> [Given instruction]:
From the line with "Give me a plain-text" through the final line, please write out the listing exactly, including both of those lines.

> [Data records]:
__________

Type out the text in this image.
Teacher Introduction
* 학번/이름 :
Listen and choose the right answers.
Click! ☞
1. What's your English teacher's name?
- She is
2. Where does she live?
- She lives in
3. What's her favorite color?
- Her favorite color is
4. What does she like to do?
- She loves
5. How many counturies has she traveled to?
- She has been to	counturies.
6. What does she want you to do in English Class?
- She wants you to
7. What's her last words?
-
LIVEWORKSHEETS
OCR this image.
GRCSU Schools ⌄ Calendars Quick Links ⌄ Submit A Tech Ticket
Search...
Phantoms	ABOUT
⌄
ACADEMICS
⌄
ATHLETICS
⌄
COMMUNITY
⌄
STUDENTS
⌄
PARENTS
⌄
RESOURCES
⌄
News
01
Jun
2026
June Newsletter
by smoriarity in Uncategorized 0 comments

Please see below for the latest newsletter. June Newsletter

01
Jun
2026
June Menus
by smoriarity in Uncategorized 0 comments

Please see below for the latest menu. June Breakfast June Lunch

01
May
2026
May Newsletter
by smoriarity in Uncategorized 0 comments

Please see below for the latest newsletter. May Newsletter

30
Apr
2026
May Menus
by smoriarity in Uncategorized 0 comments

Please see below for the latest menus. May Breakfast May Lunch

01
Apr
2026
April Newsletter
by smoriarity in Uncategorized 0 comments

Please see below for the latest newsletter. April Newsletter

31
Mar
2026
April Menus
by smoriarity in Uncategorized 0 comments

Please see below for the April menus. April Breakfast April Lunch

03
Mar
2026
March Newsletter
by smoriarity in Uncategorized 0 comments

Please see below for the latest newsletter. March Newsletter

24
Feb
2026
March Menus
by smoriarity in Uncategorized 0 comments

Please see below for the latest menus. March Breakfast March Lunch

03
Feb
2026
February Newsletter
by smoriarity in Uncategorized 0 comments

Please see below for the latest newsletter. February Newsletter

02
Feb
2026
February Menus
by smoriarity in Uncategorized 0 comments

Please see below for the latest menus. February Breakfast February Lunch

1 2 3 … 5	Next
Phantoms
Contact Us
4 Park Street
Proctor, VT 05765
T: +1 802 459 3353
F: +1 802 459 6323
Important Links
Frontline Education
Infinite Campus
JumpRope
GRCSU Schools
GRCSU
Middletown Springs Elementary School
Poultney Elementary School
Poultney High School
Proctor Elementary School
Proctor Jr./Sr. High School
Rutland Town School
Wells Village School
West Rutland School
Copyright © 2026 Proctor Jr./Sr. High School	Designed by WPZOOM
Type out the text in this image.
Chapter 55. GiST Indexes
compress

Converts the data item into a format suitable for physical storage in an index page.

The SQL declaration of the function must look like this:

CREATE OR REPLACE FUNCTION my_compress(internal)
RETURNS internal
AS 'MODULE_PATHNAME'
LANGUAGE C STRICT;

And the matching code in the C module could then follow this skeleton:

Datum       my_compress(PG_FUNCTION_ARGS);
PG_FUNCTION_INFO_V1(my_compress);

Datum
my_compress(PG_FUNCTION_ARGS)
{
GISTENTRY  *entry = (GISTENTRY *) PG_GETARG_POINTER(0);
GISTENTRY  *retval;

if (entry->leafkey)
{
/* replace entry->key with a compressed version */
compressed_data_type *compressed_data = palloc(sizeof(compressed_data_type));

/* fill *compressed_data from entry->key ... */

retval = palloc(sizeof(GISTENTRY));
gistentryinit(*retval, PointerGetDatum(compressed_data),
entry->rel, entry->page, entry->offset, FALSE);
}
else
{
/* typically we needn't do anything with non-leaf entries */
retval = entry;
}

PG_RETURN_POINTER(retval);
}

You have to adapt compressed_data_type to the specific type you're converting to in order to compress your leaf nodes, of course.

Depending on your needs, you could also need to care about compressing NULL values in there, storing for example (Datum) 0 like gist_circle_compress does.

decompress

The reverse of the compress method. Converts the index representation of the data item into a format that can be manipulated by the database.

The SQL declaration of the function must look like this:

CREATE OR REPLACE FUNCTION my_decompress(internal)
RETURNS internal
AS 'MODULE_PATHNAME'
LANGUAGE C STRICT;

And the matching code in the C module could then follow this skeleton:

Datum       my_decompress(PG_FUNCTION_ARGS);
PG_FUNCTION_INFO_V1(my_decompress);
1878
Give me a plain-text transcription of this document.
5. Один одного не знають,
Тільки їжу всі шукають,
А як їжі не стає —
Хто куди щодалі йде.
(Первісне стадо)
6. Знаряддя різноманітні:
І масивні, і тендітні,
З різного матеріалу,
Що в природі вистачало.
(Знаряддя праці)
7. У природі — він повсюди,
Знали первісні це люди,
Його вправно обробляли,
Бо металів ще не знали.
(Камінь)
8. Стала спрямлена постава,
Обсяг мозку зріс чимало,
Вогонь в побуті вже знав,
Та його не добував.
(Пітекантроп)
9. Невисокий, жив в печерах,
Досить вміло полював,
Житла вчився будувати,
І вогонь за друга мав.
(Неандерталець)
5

__________

> [Finished answer]:
Give me a plain-text transcription of this document.
5. Один одного не знають,
Тільки їжу всі шукають,
А як їжі не стає —
Хто куди щодалі йде.
(Первісне стадо)
6. Знаряддя різноманітні:
І масивні, і тендітні,
З різного матеріалу,
Що в природі вистачало.
(Знаряддя праці)
7. У природі — він повсюди,
Знали первісні це люди,
Його вправно обробляли,
Бо металів ще не знали.
(Камінь)
8. Стала спрямлена постава,
Обсяг мозку зріс чимало,
Вогонь в побуті вже знав,
Та його не добував.
(Пітекантроп)
9. Невисокий, жив в печерах,
Досить вміло полював,
Житла вчився будувати,
І вогонь за друга мав.
(Неандерталець)
5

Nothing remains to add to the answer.